**Short exercise**
Among these lines, how many include "兵来将挡"? Answer only with the number.

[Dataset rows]
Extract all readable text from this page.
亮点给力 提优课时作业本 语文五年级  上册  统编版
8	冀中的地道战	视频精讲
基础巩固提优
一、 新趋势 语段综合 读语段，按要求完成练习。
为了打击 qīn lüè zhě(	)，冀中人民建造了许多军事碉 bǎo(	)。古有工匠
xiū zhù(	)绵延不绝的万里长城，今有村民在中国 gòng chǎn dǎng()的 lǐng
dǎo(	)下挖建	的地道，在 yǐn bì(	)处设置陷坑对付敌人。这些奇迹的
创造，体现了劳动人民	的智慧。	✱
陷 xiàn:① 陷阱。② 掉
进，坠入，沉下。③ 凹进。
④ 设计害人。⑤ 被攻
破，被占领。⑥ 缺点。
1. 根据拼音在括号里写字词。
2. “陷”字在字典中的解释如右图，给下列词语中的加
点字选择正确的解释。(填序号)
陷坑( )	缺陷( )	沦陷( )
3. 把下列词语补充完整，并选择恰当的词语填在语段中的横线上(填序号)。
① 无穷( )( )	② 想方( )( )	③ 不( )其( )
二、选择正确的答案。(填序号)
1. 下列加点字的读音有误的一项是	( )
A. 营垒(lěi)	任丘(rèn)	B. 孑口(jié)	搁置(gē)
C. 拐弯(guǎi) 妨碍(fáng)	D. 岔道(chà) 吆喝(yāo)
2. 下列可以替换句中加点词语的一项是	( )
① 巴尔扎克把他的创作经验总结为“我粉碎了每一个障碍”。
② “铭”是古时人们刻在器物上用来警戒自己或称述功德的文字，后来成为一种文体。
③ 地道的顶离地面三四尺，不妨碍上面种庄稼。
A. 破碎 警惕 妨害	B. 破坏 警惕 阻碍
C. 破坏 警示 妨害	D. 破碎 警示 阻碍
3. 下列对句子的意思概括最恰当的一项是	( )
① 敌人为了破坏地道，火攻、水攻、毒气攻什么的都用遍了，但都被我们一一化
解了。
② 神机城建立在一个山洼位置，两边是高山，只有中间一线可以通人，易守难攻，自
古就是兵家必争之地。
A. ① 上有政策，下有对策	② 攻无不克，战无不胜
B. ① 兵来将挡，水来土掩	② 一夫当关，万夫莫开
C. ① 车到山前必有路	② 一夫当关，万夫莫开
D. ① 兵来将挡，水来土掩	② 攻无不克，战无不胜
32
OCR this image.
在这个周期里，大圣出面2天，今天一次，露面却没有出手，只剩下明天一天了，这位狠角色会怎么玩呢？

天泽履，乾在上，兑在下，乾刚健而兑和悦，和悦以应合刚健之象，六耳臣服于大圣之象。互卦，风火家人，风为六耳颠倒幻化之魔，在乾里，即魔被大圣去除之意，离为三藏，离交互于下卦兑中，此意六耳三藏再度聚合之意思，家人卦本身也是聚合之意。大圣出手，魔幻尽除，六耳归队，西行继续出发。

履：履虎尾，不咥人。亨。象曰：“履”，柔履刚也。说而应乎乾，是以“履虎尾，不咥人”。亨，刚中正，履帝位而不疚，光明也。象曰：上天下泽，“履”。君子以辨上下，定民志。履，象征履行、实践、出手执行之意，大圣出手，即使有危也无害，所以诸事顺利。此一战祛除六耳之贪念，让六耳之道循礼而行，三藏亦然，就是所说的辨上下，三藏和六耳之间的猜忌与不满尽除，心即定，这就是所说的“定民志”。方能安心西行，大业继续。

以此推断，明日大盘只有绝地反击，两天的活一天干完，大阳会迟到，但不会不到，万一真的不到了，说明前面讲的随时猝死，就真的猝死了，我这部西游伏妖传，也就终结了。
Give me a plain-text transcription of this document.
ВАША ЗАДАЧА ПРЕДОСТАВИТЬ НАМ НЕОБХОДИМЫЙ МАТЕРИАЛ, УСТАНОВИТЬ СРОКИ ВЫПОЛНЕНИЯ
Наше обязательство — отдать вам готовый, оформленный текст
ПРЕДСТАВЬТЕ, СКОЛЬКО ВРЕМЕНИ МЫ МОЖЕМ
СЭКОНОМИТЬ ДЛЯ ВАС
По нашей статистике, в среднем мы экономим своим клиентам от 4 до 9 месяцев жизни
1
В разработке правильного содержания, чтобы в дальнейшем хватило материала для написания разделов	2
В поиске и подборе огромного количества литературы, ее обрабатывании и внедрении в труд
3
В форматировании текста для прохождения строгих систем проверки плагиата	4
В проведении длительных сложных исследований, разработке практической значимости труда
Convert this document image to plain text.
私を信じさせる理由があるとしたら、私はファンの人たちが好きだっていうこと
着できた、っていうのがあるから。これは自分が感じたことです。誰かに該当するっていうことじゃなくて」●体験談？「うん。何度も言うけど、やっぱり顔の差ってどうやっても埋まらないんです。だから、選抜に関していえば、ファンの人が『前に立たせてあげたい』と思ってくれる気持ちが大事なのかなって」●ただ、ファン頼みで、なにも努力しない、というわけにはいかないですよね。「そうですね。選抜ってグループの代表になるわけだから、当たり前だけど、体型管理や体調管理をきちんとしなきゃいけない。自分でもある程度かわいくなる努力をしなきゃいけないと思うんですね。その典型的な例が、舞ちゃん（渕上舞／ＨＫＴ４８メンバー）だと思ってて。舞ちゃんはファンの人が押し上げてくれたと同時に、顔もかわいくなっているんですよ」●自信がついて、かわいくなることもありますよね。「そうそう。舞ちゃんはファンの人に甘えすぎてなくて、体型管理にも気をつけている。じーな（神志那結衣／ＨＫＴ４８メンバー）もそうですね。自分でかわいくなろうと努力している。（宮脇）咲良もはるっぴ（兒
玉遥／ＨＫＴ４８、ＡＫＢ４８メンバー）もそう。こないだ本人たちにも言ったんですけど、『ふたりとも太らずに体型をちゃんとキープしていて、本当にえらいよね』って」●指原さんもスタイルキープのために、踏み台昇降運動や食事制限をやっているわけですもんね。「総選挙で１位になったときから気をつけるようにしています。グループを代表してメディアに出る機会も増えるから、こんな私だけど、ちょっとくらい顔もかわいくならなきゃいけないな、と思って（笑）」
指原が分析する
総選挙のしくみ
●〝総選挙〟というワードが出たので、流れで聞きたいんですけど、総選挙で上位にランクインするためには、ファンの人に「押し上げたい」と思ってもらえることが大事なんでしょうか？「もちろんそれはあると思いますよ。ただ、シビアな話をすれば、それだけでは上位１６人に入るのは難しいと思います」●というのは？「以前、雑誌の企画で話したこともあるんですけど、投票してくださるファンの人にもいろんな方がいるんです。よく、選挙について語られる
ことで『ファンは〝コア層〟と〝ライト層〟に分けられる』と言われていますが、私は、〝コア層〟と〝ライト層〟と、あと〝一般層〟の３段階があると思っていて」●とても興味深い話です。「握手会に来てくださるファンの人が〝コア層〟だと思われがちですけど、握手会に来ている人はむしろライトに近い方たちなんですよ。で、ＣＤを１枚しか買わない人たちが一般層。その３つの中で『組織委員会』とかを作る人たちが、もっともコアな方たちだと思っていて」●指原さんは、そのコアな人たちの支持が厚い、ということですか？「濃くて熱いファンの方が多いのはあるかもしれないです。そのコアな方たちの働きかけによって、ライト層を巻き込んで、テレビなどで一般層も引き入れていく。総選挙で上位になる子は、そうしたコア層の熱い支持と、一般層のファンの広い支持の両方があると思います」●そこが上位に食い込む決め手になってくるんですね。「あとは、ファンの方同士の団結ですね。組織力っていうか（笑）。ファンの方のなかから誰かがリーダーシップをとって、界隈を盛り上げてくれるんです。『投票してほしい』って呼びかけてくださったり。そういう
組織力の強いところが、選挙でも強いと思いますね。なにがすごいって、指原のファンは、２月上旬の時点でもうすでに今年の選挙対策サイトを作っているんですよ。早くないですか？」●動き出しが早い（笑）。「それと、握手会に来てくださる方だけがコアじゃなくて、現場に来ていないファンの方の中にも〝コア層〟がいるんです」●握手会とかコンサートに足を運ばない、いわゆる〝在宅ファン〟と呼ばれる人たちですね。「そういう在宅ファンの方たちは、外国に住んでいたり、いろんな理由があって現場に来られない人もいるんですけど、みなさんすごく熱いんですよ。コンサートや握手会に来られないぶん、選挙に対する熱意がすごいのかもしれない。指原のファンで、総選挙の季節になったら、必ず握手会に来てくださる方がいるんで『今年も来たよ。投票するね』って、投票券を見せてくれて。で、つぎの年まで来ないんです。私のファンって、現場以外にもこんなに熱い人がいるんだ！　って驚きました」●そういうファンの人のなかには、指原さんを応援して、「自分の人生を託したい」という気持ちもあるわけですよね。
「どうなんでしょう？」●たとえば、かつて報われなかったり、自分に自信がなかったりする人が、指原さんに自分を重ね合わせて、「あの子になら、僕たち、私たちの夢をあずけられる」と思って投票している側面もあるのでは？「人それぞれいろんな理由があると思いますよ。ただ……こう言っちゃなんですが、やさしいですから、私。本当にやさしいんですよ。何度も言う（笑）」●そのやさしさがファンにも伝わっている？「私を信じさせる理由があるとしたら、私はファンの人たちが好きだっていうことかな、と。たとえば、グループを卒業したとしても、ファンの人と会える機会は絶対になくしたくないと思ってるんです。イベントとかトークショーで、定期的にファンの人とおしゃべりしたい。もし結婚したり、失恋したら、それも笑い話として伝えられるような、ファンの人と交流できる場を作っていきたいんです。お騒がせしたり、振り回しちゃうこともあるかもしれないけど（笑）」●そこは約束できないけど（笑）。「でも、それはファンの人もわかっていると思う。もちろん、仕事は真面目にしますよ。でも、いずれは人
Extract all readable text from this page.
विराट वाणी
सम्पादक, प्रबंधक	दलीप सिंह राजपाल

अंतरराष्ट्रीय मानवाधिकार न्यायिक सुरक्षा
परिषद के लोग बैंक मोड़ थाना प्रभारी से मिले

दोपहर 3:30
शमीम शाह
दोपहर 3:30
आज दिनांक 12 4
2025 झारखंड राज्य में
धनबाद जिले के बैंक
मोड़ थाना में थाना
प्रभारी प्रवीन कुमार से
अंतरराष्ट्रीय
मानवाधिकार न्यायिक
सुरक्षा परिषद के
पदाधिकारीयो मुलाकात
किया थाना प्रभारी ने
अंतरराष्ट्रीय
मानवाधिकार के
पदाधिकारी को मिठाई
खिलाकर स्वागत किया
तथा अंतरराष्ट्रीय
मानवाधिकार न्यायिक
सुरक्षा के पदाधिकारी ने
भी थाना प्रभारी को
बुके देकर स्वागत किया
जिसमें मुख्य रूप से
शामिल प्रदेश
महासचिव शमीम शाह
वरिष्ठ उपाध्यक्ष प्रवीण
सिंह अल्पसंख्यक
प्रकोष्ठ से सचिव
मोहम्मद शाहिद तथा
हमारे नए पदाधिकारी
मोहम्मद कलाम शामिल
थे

**Response**
2